▶ **To do**
Go through the entries below and collect each line with the string "Marketing" in it.

▶ **Stored records**
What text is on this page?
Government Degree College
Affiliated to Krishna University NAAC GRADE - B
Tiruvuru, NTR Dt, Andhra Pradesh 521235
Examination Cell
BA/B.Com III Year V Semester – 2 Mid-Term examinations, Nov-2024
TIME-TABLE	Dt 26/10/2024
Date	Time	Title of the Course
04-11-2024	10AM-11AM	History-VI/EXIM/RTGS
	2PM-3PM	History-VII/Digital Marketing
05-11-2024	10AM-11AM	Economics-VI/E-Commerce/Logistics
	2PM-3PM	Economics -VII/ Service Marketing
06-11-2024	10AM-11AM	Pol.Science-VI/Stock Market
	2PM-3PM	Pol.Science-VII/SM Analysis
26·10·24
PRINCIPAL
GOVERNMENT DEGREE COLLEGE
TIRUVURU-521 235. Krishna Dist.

* * *

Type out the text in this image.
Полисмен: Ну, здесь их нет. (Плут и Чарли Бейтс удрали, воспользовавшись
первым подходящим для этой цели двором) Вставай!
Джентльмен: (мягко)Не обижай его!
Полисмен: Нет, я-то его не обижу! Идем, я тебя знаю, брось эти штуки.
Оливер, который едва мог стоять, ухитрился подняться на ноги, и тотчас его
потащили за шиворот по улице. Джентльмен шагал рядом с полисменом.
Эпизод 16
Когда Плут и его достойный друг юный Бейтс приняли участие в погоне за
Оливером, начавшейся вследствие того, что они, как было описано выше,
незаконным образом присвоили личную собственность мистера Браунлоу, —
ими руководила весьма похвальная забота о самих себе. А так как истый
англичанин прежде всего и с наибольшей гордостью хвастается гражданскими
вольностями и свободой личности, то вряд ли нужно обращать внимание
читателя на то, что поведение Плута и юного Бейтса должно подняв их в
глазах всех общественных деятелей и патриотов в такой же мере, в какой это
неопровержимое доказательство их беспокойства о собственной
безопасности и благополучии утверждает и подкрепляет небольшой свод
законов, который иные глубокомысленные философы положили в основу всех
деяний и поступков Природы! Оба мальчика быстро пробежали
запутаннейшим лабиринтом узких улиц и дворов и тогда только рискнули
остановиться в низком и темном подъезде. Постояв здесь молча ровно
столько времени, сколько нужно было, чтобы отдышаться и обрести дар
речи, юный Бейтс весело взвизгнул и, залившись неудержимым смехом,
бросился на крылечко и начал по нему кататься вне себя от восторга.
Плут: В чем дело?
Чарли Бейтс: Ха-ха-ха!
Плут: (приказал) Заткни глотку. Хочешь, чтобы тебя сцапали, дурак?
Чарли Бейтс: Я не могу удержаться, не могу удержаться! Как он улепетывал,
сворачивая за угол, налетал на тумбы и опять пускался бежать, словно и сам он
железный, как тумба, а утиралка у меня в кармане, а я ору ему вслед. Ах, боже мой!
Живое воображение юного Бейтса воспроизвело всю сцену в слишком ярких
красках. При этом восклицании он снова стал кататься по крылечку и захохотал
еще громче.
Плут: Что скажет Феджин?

* * *

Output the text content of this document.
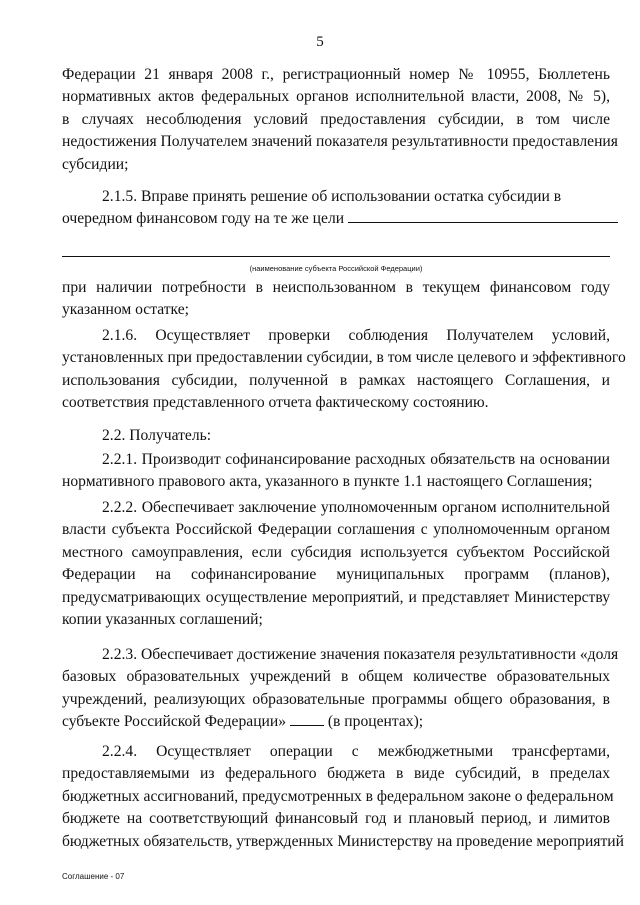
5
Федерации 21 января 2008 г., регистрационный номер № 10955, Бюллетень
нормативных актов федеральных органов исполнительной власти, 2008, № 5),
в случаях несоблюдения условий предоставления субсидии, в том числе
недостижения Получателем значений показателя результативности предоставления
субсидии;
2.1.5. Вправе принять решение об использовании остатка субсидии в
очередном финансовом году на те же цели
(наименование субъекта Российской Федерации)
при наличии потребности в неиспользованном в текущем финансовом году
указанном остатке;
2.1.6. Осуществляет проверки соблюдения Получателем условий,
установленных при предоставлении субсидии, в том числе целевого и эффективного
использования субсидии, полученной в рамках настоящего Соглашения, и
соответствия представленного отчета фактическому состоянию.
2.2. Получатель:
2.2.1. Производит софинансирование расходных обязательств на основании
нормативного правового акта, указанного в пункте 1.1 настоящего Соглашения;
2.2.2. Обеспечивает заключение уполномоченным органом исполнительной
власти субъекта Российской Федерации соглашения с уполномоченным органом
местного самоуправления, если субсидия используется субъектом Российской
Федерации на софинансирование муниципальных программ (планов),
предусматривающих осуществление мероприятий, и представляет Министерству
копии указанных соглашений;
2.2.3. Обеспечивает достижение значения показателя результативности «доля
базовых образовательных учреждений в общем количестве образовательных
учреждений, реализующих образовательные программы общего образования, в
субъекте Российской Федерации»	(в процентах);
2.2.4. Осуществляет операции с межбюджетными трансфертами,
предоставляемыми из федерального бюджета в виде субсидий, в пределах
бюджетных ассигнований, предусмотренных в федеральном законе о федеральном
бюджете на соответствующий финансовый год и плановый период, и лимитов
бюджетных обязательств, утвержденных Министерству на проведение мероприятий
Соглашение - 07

▶ **Response for this exercise**
	2PM-3PM	History-VII/Digital Marketing
	2PM-3PM	Economics -VII/ Service Marketing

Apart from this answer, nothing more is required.